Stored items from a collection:
========
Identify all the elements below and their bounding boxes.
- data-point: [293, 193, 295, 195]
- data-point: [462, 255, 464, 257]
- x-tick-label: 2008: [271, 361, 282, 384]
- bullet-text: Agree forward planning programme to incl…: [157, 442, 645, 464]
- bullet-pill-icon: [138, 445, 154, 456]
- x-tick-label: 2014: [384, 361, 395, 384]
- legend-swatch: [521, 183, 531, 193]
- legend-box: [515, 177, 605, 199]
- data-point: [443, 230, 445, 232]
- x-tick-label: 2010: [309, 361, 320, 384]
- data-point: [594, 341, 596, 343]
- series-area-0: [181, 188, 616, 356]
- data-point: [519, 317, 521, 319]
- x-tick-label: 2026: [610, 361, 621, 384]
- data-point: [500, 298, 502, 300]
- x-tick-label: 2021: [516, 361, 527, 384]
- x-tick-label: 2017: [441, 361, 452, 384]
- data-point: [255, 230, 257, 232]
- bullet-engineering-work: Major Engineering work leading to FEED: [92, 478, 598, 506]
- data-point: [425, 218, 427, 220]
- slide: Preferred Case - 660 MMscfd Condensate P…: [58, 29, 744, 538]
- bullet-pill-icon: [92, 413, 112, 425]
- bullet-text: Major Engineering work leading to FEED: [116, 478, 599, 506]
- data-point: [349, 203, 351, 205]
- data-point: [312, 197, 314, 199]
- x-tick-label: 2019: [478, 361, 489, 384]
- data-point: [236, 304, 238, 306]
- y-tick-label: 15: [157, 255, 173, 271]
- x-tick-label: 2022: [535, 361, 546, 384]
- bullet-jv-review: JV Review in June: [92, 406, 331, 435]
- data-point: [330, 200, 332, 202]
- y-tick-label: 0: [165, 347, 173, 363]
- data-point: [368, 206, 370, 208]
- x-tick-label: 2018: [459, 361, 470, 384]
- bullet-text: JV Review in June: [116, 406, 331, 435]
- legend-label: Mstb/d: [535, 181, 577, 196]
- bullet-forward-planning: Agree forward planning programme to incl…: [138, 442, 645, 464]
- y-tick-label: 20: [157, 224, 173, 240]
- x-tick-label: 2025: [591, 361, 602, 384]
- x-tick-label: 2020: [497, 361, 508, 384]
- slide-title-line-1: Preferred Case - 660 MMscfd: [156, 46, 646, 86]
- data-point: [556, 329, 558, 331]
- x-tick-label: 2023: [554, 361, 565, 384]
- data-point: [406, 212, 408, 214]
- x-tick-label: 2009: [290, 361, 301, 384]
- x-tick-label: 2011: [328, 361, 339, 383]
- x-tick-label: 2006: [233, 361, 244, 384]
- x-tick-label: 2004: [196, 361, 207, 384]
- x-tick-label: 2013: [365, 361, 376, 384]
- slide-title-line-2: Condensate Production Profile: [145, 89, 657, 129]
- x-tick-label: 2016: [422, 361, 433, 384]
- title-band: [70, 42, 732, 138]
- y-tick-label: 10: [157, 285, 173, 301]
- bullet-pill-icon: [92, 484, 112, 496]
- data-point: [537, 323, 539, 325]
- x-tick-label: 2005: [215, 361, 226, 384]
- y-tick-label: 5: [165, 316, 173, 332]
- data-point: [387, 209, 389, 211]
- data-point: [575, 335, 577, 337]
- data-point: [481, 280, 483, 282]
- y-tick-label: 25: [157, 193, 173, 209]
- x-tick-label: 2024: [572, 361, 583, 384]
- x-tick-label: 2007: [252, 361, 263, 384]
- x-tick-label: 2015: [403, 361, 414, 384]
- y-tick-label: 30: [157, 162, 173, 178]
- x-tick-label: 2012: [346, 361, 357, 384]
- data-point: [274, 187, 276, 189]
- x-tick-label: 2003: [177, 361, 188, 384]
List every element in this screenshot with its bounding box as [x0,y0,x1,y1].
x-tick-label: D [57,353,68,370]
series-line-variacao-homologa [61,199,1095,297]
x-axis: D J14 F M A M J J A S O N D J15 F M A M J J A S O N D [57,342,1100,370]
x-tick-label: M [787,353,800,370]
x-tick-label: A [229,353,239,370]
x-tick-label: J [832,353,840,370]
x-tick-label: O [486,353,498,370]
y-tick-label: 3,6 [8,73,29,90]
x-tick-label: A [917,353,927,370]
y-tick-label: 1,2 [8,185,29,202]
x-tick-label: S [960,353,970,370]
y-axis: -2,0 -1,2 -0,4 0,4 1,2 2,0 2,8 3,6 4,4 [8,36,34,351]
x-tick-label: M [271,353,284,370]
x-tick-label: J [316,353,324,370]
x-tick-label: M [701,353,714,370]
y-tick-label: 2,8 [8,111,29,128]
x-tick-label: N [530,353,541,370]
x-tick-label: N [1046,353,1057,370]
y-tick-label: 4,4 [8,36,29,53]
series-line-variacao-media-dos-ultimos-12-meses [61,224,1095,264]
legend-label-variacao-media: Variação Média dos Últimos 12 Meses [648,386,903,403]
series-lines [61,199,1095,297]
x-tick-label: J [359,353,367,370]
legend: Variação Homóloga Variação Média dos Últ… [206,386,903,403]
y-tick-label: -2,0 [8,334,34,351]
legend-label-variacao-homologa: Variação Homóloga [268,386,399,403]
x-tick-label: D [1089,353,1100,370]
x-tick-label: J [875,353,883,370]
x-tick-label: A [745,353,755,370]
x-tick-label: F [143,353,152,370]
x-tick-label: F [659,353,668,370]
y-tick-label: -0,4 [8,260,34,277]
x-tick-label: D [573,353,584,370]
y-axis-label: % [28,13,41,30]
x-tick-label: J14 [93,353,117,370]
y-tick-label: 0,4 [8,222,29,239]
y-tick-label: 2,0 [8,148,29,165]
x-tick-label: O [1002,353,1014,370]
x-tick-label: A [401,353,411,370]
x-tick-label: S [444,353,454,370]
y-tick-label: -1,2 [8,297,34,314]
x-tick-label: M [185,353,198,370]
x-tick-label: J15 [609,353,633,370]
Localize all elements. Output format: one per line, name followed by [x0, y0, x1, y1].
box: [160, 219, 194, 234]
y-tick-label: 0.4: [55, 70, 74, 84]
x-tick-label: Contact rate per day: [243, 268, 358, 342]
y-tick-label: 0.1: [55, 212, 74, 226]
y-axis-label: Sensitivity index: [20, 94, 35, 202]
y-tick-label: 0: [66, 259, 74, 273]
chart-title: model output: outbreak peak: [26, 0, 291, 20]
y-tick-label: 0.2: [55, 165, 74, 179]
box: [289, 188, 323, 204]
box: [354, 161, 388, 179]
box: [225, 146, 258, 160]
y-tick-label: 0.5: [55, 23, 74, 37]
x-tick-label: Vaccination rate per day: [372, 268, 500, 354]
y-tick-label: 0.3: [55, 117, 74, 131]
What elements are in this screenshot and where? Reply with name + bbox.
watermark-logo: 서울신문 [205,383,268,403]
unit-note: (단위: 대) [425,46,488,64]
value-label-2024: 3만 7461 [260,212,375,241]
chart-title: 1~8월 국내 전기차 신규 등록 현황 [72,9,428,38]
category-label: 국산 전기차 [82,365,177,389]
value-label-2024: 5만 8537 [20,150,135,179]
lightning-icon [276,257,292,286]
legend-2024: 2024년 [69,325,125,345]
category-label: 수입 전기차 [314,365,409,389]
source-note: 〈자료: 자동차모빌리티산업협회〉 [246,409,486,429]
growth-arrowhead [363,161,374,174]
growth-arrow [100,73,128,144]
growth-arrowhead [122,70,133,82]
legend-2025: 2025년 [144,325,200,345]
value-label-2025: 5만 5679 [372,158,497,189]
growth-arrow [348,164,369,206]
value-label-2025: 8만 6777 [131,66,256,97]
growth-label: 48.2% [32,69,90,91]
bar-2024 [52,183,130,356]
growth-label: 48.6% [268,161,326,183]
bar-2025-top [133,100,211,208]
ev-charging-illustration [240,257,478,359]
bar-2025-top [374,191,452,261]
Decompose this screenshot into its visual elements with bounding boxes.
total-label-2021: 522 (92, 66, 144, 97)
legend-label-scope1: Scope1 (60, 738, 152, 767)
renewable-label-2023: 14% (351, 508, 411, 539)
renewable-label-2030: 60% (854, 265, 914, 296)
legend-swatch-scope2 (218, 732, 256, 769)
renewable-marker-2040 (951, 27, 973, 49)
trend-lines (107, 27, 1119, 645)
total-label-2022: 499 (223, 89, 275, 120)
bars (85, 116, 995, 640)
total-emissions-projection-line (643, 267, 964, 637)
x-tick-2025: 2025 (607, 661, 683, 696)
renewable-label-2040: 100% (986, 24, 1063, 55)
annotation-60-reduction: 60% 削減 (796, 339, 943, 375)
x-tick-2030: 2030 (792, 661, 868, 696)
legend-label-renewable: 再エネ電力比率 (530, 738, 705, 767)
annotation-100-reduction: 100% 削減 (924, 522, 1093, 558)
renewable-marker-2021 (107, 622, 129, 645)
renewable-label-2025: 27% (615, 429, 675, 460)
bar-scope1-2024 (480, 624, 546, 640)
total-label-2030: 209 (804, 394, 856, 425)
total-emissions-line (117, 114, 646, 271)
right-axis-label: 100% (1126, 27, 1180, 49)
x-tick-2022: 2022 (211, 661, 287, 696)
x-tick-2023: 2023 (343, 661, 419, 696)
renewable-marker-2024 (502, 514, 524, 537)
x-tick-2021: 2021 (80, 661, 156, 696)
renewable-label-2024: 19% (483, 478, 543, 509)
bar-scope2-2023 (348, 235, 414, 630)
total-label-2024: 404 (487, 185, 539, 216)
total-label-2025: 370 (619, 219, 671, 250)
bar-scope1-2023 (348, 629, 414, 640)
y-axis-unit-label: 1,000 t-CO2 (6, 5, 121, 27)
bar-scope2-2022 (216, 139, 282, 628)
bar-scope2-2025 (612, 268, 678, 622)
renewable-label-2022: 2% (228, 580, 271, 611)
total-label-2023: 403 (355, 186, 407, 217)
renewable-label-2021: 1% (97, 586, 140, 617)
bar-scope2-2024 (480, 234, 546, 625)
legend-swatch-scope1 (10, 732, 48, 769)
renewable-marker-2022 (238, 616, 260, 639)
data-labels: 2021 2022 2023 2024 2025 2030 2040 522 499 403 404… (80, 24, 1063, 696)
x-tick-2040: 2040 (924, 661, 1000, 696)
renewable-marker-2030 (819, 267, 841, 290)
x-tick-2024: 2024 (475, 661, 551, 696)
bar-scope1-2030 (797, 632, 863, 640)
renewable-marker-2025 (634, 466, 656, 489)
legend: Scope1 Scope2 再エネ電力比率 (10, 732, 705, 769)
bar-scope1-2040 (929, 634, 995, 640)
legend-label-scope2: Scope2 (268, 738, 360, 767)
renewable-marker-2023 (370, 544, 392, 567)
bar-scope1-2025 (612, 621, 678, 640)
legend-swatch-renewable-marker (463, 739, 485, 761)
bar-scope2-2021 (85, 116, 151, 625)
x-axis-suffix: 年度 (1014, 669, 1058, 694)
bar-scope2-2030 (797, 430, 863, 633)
========
◆ Exercise task ◆
Rewrite the entries as a Markdown table with the columns Row and Line, beginning at the first line and stopping after the line that contains "- slide-title-line-1: Preferred". Number each row and leave out any blank lines.

◆ Exercise solution ◆
| Row | Line |
|---|---|
| 1 | Identify all the elements below and their bounding boxes. |
| 2 | - data-point: [293, 193, 295, 195] |
| 3 | - data-point: [462, 255, 464, 257] |
| 4 | - x-tick-label: 2008: [271, 361, 282, 384] |
| 5 | - bullet-text: Agree forward planning programme to incl…: [157, 442, 645, 464] |
| 6 | - bullet-pill-icon: [138, 445, 154, 456] |
| 7 | - x-tick-label: 2014: [384, 361, 395, 384] |
| 8 | - legend-swatch: [521, 183, 531, 193] |
| 9 | - legend-box: [515, 177, 605, 199] |
| 10 | - data-point: [443, 230, 445, 232] |
| 11 | - x-tick-label: 2010: [309, 361, 320, 384] |
| 12 | - data-point: [594, 341, 596, 343] |
| 13 | - series-area-0: [181, 188, 616, 356] |
| 14 | - data-point: [519, 317, 521, 319] |
| 15 | - x-tick-label: 2026: [610, 361, 621, 384] |
| 16 | - data-point: [500, 298, 502, 300] |
| 17 | - x-tick-label: 2021: [516, 361, 527, 384] |
| 18 | - x-tick-label: 2017: [441, 361, 452, 384] |
| 19 | - data-point: [255, 230, 257, 232] |
| 20 | - bullet-engineering-work: Major Engineering work leading to FEED: [92, 478, 598, 506] |
| 21 | - data-point: [425, 218, 427, 220] |
| 22 | - slide: Preferred Case - 660 MMscfd Condensate P…: [58, 29, 744, 538] |
| 23 | - bullet-pill-icon: [92, 413, 112, 425] |
| 24 | - bullet-text: Major Engineering work leading to FEED: [116, 478, 599, 506] |
| 25 | - data-point: [349, 203, 351, 205] |
| 26 | - data-point: [312, 197, 314, 199] |
| 27 | - x-tick-label: 2019: [478, 361, 489, 384] |
| 28 | - data-point: [236, 304, 238, 306] |
| 29 | - y-tick-label: 15: [157, 255, 173, 271] |
| 30 | - x-tick-label: 2022: [535, 361, 546, 384] |
| 31 | - bullet-jv-review: JV Review in June: [92, 406, 331, 435] |
| 32 | - data-point: [330, 200, 332, 202] |
| 33 | - y-tick-label: 0: [165, 347, 173, 363] |
| 34 | - data-point: [368, 206, 370, 208] |
| 35 | - x-tick-label: 2018: [459, 361, 470, 384] |
| 36 | - bullet-text: JV Review in June: [116, 406, 331, 435] |
| 37 | - legend-label: Mstb/d: [535, 181, 577, 196] |
| 38 | - bullet-forward-planning: Agree forward planning programme to incl…: [138, 442, 645, 464] |
| 39 | - y-tick-label: 20: [157, 224, 173, 240] |
| 40 | - x-tick-label: 2025: [591, 361, 602, 384] |
| 41 | - x-tick-label: 2020: [497, 361, 508, 384] |
| 42 | - slide-title-line-1: Preferred Case - 660 MMscfd: [156, 46, 646, 86] |